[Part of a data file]
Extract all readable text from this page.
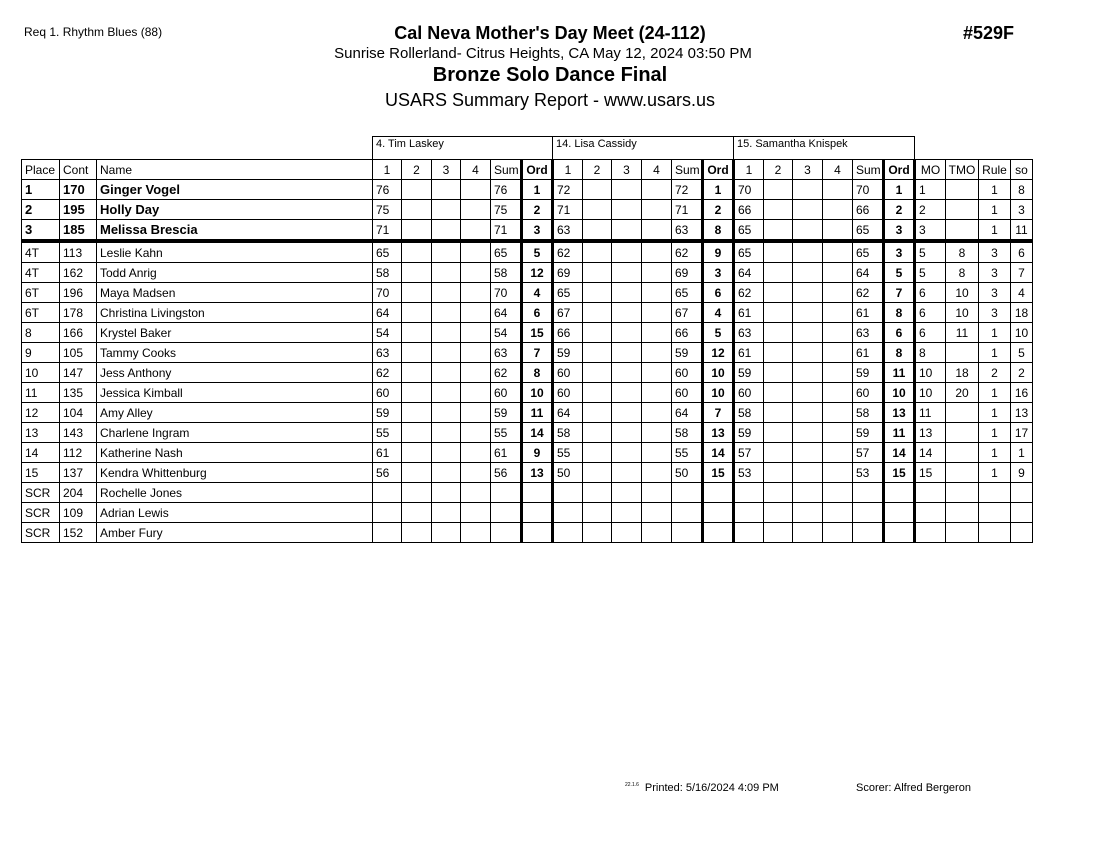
Req 1. Rhythm Blues (88)	Cal Neva Mother's Day Meet (24-112)
Sunrise Rollerland- Citrus Heights, CA May 12, 2024 03:50 PM
Bronze Solo Dance Final
USARS Summary Report - www.usars.us
#529F
			4. Tim Laskey						14. Lisa Cassidy						15. Samantha Knispek									
Place	Cont	Name	1	2	3	4	Sum	Ord	1	2	3	4	Sum	Ord	1	2	3	4	Sum	Ord	MO	TMO	Rule	so
1	170	Ginger Vogel	76				76	1	72				72	1	70				70	1	1		1	8
2	195	Holly Day	75				75	2	71				71	2	66				66	2	2		1	3
3	185	Melissa Brescia	71				71	3	63				63	8	65				65	3	3		1	11
4T	113	Leslie Kahn	65				65	5	62				62	9	65				65	3	5	8	3	6
4T	162	Todd Anrig	58				58	12	69				69	3	64				64	5	5	8	3	7
6T	196	Maya Madsen	70				70	4	65				65	6	62				62	7	6	10	3	4
6T	178	Christina Livingston	64				64	6	67				67	4	61				61	8	6	10	3	18
8	166	Krystel Baker	54				54	15	66				66	5	63				63	6	6	11	1	10
9	105	Tammy Cooks	63				63	7	59				59	12	61				61	8	8		1	5
10	147	Jess Anthony	62				62	8	60				60	10	59				59	11	10	18	2	2
11	135	Jessica Kimball	60				60	10	60				60	10	60				60	10	10	20	1	16
12	104	Amy Alley	59				59	11	64				64	7	58				58	13	11		1	13
13	143	Charlene Ingram	55				55	14	58				58	13	59				59	11	13		1	17
14	112	Katherine Nash	61				61	9	55				55	14	57				57	14	14		1	1
15	137	Kendra Whittenburg	56				56	13	50				50	15	53				53	15	15		1	9
SCR	204	Rochelle Jones																						
SCR	109	Adrian Lewis																						
SCR	152	Amber Fury																						
$^{22.1.6}$ Printed: 5/16/2024 4:09 PM	Scorer: Alfred Bergeron
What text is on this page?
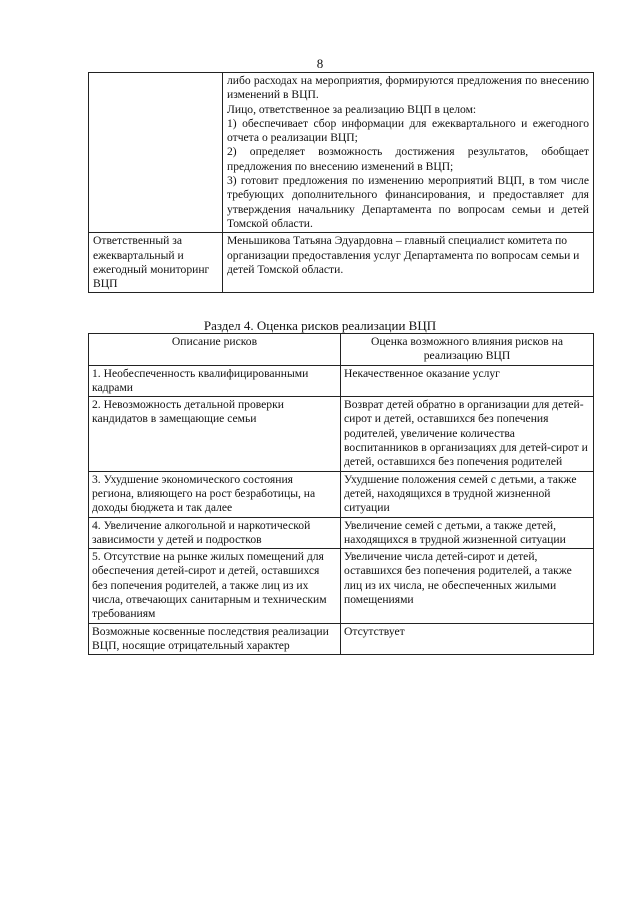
8

	либо расходах на мероприятия, формируются предложения по внесению изменений в ВЦП.

Лицо, ответственное за реализацию ВЦП в целом:

1) обеспечивает сбор информации для ежеквартального и ежегодного отчета о реализации ВЦП;

2) определяет возможность достижения результатов, обобщает предложения по внесению изменений в ВЦП;

3) готовит предложения по изменению мероприятий ВЦП, в том числе требующих дополнительного финансирования, и предоставляет для утверждения начальнику Департамента по вопросам семьи и детей Томской области.

Ответственный за ежеквартальный и ежегодный мониторинг ВЦП	Меньшикова Татьяна Эдуардовна – главный специалист комитета по организации предоставления услуг Департамента по вопросам семьи и детей Томской области.
Раздел 4. Оценка рисков реализации ВЦП
Описание рисков	Оценка возможного влияния рисков на реализацию ВЦП
1. Необеспеченность квалифицированными кадрами	Некачественное оказание услуг
2. Невозможность детальной проверки кандидатов в замещающие семьи	Возврат детей обратно в организации для детей-сирот и детей, оставшихся без попечения родителей, увеличение количества воспитанников в организациях для детей-сирот и детей, оставшихся без попечения родителей
3. Ухудшение экономического состояния региона, влияющего на рост безработицы, на доходы бюджета и так далее	Ухудшение положения семей с детьми, а также детей, находящихся в трудной жизненной ситуации
4. Увеличение алкогольной и наркотической зависимости у детей и подростков	Увеличение семей с детьми, а также детей, находящихся в трудной жизненной ситуации
5. Отсутствие на рынке жилых помещений для обеспечения детей-сирот и детей, оставшихся без попечения родителей, а также лиц из их числа, отвечающих санитарным и техническим требованиям	Увеличение числа детей-сирот и детей, оставшихся без попечения родителей, а также лиц из их числа, не обеспеченных жилыми помещениями
Возможные косвенные последствия реализации ВЦП, носящие отрицательный характер	Отсутствует
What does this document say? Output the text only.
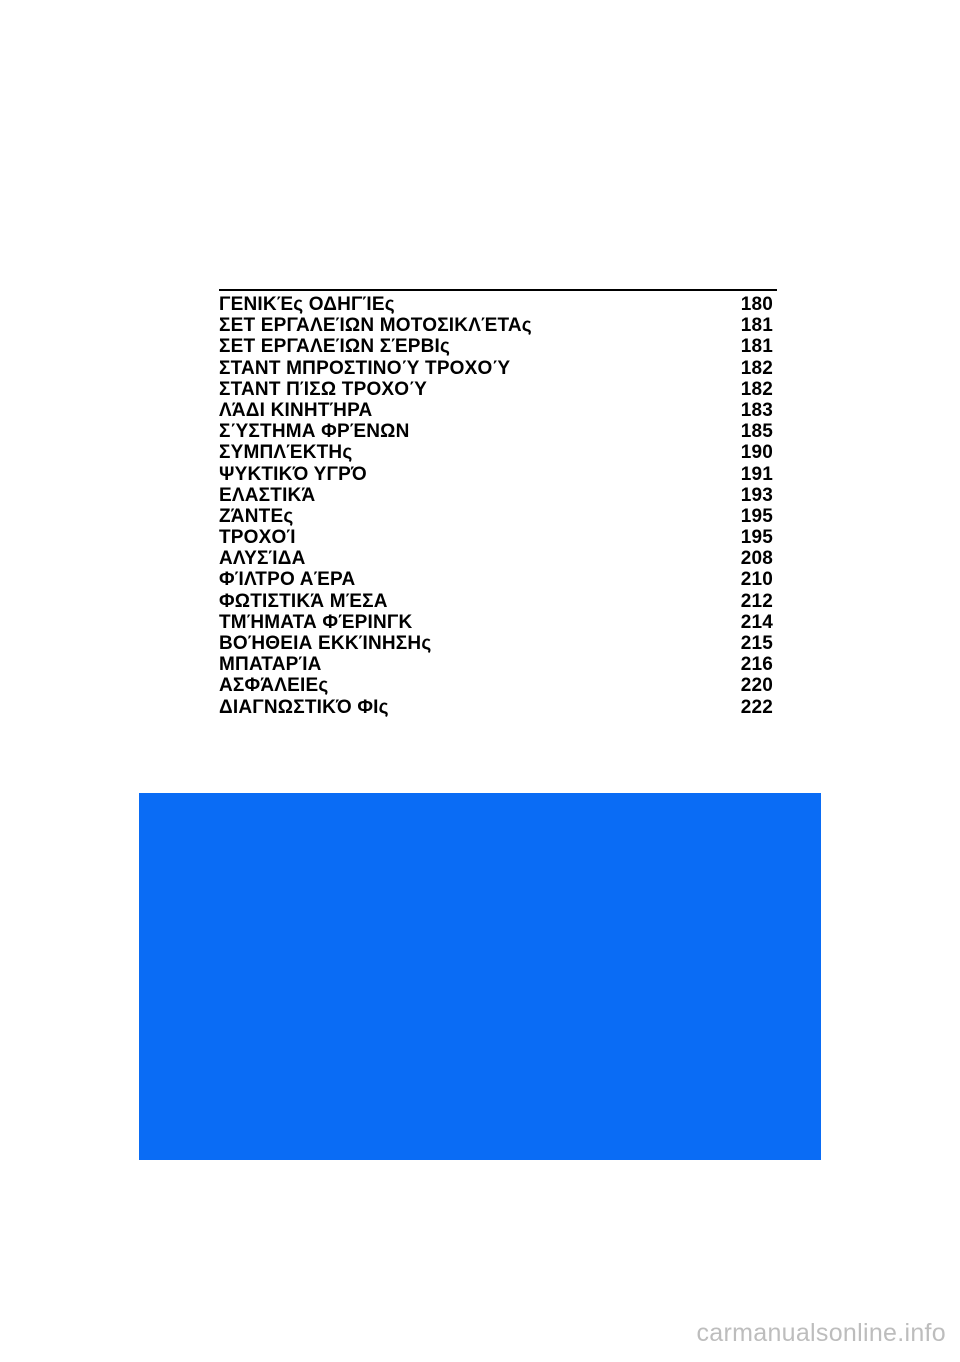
ΓΕΝΙΚΈς ΟΔΗΓΊΕς	180
ΣΕΤ ΕΡΓΑΛΕΊΩΝ ΜΟΤΟΣΙΚΛΈΤΑς	181
ΣΕΤ ΕΡΓΑΛΕΊΩΝ ΣΈΡΒΙς	181
ΣΤΑΝΤ ΜΠΡΟΣΤΙΝΟΎ ΤΡΟΧΟΎ	182
ΣΤΑΝΤ ΠΊΣΩ ΤΡΟΧΟΎ	182
ΛΆΔΙ ΚΙΝΗΤΉΡΑ	183
ΣΎΣΤΗΜΑ ΦΡΈΝΩΝ	185
ΣΥΜΠΛΈΚΤΗς	190
ΨΥΚΤΙΚΌ ΥΓΡΌ	191
ΕΛΑΣΤΙΚΆ	193
ΖΆΝΤΕς	195
ΤΡΟΧΟΊ	195
ΑΛΥΣΊΔΑ	208
ΦΊΛΤΡΟ ΑΈΡΑ	210
ΦΩΤΙΣΤΙΚΆ ΜΈΣΑ	212
ΤΜΉΜΑΤΑ ΦΈΡΙΝΓΚ	214
ΒΟΉΘΕΙΑ ΕΚΚΊΝΗΣΗς	215
ΜΠΑΤΑΡΊΑ	216
ΑΣΦΆΛΕΙΕς	220
ΔΙΑΓΝΩΣΤΙΚΌ ΦΙς	222
carmanualsonline.info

## Short exercise
Beginning with the line that contains "What does this" in the data above, please copy each line exactly until the last line, both ends included, skipping any pictures.

## Full output
What does this document say? Output the text only.
ΓΕΝΙΚΈς ΟΔΗΓΊΕς	180
ΣΕΤ ΕΡΓΑΛΕΊΩΝ ΜΟΤΟΣΙΚΛΈΤΑς	181
ΣΕΤ ΕΡΓΑΛΕΊΩΝ ΣΈΡΒΙς	181
ΣΤΑΝΤ ΜΠΡΟΣΤΙΝΟΎ ΤΡΟΧΟΎ	182
ΣΤΑΝΤ ΠΊΣΩ ΤΡΟΧΟΎ	182
ΛΆΔΙ ΚΙΝΗΤΉΡΑ	183
ΣΎΣΤΗΜΑ ΦΡΈΝΩΝ	185
ΣΥΜΠΛΈΚΤΗς	190
ΨΥΚΤΙΚΌ ΥΓΡΌ	191
ΕΛΑΣΤΙΚΆ	193
ΖΆΝΤΕς	195
ΤΡΟΧΟΊ	195
ΑΛΥΣΊΔΑ	208
ΦΊΛΤΡΟ ΑΈΡΑ	210
ΦΩΤΙΣΤΙΚΆ ΜΈΣΑ	212
ΤΜΉΜΑΤΑ ΦΈΡΙΝΓΚ	214
ΒΟΉΘΕΙΑ ΕΚΚΊΝΗΣΗς	215
ΜΠΑΤΑΡΊΑ	216
ΑΣΦΆΛΕΙΕς	220
ΔΙΑΓΝΩΣΤΙΚΌ ΦΙς	222
carmanualsonline.info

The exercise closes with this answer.